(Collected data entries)
┄┄┄┄┄┄┄┄┄┄┄┄┄┄┄┄┄┄┄┄
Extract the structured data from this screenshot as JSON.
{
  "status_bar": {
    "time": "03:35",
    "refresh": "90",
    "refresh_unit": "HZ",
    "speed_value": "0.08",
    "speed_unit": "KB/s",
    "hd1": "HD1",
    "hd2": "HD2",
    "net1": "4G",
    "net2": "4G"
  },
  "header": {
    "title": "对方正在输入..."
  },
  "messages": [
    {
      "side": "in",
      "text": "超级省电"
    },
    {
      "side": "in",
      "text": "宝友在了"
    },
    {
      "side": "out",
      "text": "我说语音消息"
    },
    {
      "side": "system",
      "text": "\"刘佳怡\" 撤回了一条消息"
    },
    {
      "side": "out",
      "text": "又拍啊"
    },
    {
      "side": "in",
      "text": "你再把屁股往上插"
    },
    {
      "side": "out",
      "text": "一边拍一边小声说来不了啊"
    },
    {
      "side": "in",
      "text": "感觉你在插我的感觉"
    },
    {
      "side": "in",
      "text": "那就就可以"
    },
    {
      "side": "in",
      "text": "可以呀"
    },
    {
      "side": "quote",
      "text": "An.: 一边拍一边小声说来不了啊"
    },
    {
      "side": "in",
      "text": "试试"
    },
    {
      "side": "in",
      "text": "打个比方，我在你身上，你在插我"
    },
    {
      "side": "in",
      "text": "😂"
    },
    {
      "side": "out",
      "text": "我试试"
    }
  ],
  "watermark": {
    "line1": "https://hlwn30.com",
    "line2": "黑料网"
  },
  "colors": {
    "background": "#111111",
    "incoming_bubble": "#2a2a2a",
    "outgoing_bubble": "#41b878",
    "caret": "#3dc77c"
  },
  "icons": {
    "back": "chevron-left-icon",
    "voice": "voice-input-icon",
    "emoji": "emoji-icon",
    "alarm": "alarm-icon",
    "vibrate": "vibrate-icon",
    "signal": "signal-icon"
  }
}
┄┄┄┄┄┄┄┄┄┄┄┄┄┄┄┄┄┄┄┄
**Job**
Retype the material in full. Each word must match.

**Written answer**
Extract the structured data from this screenshot as JSON.
{
  "status_bar": {
    "time": "03:35",
    "refresh": "90",
    "refresh_unit": "HZ",
    "speed_value": "0.08",
    "speed_unit": "KB/s",
    "hd1": "HD1",
    "hd2": "HD2",
    "net1": "4G",
    "net2": "4G"
  },
  "header": {
    "title": "对方正在输入..."
  },
  "messages": [
    {
      "side": "in",
      "text": "超级省电"
    },
    {
      "side": "in",
      "text": "宝友在了"
    },
    {
      "side": "out",
      "text": "我说语音消息"
    },
    {
      "side": "system",
      "text": "\"刘佳怡\" 撤回了一条消息"
    },
    {
      "side": "out",
      "text": "又拍啊"
    },
    {
      "side": "in",
      "text": "你再把屁股往上插"
    },
    {
      "side": "out",
      "text": "一边拍一边小声说来不了啊"
    },
    {
      "side": "in",
      "text": "感觉你在插我的感觉"
    },
    {
      "side": "in",
      "text": "那就就可以"
    },
    {
      "side": "in",
      "text": "可以呀"
    },
    {
      "side": "quote",
      "text": "An.: 一边拍一边小声说来不了啊"
    },
    {
      "side": "in",
      "text": "试试"
    },
    {
      "side": "in",
      "text": "打个比方，我在你身上，你在插我"
    },
    {
      "side": "in",
      "text": "😂"
    },
    {
      "side": "out",
      "text": "我试试"
    }
  ],
  "watermark": {
    "line1": "https://hlwn30.com",
    "line2": "黑料网"
  },
  "colors": {
    "background": "#111111",
    "incoming_bubble": "#2a2a2a",
    "outgoing_bubble": "#41b878",
    "caret": "#3dc77c"
  },
  "icons": {
    "back": "chevron-left-icon",
    "voice": "voice-input-icon",
    "emoji": "emoji-icon",
    "alarm": "alarm-icon",
    "vibrate": "vibrate-icon",
    "signal": "signal-icon"
  }
}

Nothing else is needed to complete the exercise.